**SUPPLIED MATERIAL**

================================

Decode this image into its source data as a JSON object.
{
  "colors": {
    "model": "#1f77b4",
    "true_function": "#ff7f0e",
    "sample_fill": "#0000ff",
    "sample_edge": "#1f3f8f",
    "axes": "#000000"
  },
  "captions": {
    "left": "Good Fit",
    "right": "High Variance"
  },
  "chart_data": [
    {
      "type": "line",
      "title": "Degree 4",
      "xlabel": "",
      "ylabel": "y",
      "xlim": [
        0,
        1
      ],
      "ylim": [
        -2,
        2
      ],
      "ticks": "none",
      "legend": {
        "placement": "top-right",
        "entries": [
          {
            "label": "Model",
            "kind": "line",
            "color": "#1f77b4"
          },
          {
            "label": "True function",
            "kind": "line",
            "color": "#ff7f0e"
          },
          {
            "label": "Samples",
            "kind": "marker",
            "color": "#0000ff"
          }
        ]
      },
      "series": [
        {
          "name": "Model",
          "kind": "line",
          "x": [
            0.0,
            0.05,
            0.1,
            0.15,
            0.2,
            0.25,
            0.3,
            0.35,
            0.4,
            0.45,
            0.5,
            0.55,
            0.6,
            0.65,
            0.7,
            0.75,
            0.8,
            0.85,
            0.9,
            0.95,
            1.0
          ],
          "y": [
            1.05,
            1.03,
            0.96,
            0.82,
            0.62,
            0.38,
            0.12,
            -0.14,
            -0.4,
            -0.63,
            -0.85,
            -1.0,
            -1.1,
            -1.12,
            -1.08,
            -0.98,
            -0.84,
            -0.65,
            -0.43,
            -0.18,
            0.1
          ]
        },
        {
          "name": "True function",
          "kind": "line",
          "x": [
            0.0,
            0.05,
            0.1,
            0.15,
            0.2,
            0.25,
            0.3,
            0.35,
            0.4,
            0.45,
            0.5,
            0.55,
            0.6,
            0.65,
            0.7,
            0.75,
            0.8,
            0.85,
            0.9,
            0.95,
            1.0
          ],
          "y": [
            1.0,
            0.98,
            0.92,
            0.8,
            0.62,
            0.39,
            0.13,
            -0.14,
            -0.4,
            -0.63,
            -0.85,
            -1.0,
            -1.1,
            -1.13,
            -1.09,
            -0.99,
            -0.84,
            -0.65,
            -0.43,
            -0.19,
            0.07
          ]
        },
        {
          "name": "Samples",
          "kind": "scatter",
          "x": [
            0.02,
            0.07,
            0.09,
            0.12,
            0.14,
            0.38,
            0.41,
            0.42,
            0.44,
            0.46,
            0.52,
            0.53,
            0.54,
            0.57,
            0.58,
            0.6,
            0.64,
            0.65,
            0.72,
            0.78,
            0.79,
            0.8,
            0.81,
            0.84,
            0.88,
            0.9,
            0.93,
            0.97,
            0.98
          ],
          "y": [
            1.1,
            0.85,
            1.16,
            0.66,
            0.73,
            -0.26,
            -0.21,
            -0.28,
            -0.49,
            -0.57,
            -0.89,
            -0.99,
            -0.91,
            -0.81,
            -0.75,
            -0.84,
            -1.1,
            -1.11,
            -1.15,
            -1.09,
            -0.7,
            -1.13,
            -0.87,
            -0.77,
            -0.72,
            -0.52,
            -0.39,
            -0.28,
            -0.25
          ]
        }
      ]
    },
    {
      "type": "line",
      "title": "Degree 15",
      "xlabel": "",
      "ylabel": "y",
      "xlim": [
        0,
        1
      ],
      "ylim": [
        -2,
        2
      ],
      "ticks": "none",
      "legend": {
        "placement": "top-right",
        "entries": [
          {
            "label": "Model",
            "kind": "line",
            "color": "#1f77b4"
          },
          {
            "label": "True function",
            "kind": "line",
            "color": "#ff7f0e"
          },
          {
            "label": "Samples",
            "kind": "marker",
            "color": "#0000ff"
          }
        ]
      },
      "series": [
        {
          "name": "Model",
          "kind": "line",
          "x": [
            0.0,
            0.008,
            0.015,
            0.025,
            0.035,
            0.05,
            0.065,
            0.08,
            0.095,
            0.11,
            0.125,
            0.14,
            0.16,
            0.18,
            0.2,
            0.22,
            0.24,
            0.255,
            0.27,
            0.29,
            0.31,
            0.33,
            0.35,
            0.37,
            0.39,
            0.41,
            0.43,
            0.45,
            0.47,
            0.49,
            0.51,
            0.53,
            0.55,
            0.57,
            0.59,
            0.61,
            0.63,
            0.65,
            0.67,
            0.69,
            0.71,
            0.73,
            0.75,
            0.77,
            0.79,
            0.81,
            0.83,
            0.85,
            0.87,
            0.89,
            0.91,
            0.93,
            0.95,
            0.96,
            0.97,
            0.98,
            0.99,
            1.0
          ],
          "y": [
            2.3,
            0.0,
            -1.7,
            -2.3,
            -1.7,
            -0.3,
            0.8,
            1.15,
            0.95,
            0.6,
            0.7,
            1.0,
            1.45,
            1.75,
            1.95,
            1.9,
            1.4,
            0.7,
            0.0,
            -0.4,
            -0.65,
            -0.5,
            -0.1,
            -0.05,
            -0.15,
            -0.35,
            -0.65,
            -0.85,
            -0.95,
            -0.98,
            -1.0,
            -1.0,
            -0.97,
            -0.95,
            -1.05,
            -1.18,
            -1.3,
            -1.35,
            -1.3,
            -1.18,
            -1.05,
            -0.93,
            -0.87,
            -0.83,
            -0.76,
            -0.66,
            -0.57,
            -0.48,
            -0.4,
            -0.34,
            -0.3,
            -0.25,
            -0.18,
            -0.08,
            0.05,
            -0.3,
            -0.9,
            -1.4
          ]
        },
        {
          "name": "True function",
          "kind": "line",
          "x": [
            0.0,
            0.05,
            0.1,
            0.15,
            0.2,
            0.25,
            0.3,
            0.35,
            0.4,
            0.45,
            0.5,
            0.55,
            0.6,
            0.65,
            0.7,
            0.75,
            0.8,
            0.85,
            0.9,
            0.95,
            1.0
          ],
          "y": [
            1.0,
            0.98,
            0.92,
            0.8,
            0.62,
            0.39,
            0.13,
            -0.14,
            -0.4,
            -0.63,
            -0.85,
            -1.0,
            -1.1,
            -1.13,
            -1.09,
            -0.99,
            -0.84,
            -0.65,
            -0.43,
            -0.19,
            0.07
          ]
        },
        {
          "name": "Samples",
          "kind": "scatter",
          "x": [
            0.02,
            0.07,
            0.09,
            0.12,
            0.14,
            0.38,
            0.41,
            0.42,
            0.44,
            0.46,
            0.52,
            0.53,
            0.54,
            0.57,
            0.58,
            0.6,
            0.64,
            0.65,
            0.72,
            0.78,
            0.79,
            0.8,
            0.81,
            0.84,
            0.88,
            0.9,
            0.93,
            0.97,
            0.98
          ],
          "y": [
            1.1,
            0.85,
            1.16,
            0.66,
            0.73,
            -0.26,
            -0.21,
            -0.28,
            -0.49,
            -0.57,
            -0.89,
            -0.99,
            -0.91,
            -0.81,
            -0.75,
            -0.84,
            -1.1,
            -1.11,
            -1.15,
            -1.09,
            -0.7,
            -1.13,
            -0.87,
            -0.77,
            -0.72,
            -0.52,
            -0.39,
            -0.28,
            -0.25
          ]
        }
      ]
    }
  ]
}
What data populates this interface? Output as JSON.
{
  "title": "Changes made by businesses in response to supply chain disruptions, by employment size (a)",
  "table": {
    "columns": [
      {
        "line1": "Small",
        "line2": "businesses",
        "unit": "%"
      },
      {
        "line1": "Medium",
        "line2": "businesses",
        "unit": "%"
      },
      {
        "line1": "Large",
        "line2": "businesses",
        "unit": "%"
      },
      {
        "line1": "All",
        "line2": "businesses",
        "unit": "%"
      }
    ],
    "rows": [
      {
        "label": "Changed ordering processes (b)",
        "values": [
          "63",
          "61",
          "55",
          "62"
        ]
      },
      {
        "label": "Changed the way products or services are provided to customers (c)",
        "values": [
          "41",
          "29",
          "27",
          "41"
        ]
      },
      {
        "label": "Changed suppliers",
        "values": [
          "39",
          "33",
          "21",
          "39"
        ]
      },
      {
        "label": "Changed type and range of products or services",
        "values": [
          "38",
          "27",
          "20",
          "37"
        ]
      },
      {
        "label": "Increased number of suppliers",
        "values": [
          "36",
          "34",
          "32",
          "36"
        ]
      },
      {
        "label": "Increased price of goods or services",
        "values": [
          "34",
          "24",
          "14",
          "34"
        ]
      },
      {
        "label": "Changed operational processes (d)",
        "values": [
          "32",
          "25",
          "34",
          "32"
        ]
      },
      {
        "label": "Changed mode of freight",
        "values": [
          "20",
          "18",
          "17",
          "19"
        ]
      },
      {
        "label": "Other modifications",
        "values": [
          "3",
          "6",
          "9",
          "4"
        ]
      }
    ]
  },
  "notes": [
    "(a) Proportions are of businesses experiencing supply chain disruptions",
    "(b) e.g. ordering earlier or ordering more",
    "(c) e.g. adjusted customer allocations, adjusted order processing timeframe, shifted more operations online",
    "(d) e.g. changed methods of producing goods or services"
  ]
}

================================

**WHAT YOU NEED TO DO**
Every line that holds the word "more" should be extracted.

**FINISHED ANSWER**
    "(b) e.g. ordering earlier or ordering more",
    "(c) e.g. adjusted customer allocations, adjusted order processing timeframe, shifted more operations online",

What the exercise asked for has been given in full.